* [REQUIRED TASK]
Print the entries that appear below, exactly as written and without their pictures.
───
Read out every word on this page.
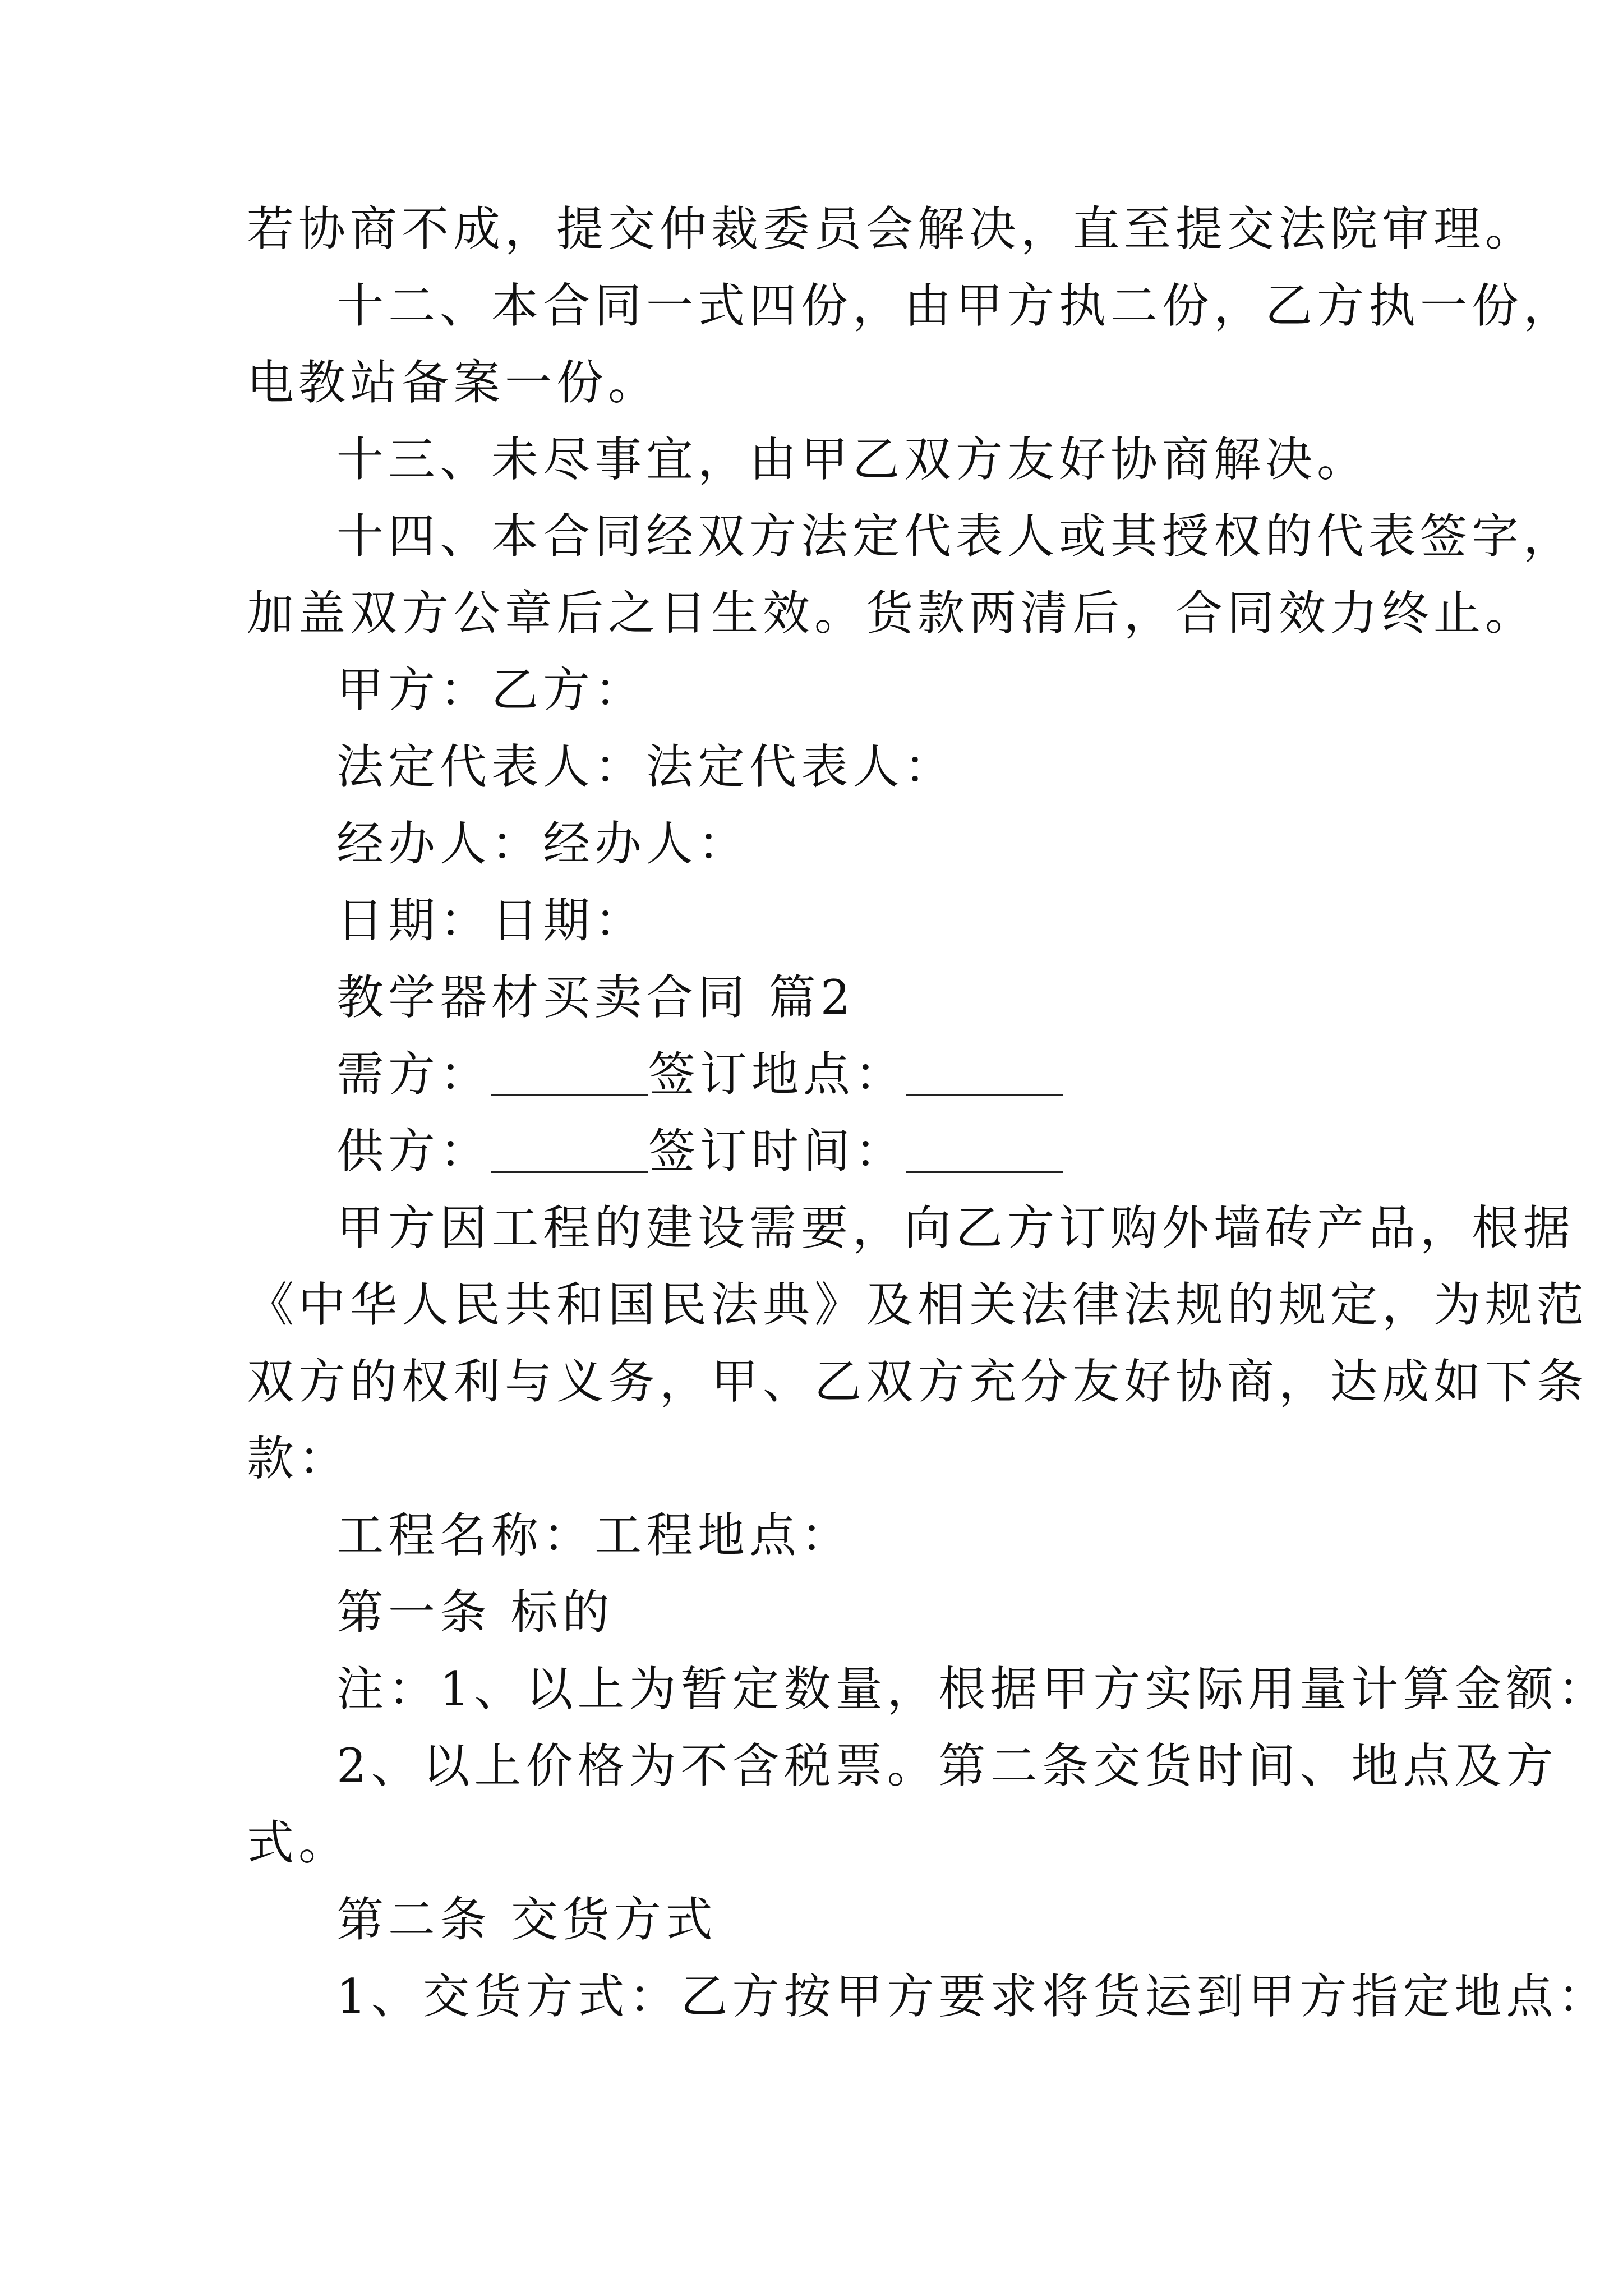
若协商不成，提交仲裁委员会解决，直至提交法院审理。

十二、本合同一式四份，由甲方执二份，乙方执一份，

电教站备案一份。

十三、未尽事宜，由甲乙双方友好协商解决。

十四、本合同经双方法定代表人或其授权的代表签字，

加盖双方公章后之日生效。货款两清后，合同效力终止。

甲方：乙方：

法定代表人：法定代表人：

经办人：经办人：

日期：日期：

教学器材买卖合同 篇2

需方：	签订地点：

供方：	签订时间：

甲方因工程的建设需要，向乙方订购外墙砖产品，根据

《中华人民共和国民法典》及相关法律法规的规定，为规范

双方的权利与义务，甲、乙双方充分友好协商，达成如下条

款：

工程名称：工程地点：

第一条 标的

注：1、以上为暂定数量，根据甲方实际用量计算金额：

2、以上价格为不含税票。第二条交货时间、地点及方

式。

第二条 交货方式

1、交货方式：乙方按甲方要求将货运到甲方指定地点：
───
* [EXERCISE RESPONSE]
Read out every word on this page.
若协商不成，提交仲裁委员会解决，直至提交法院审理。

十二、本合同一式四份，由甲方执二份，乙方执一份，

电教站备案一份。

十三、未尽事宜，由甲乙双方友好协商解决。

十四、本合同经双方法定代表人或其授权的代表签字，

加盖双方公章后之日生效。货款两清后，合同效力终止。

甲方：乙方：

法定代表人：法定代表人：

经办人：经办人：

日期：日期：

教学器材买卖合同 篇2

需方：	签订地点：

供方：	签订时间：

甲方因工程的建设需要，向乙方订购外墙砖产品，根据

《中华人民共和国民法典》及相关法律法规的规定，为规范

双方的权利与义务，甲、乙双方充分友好协商，达成如下条

款：

工程名称：工程地点：

第一条 标的

注：1、以上为暂定数量，根据甲方实际用量计算金额：

2、以上价格为不含税票。第二条交货时间、地点及方

式。

第二条 交货方式

1、交货方式：乙方按甲方要求将货运到甲方指定地点：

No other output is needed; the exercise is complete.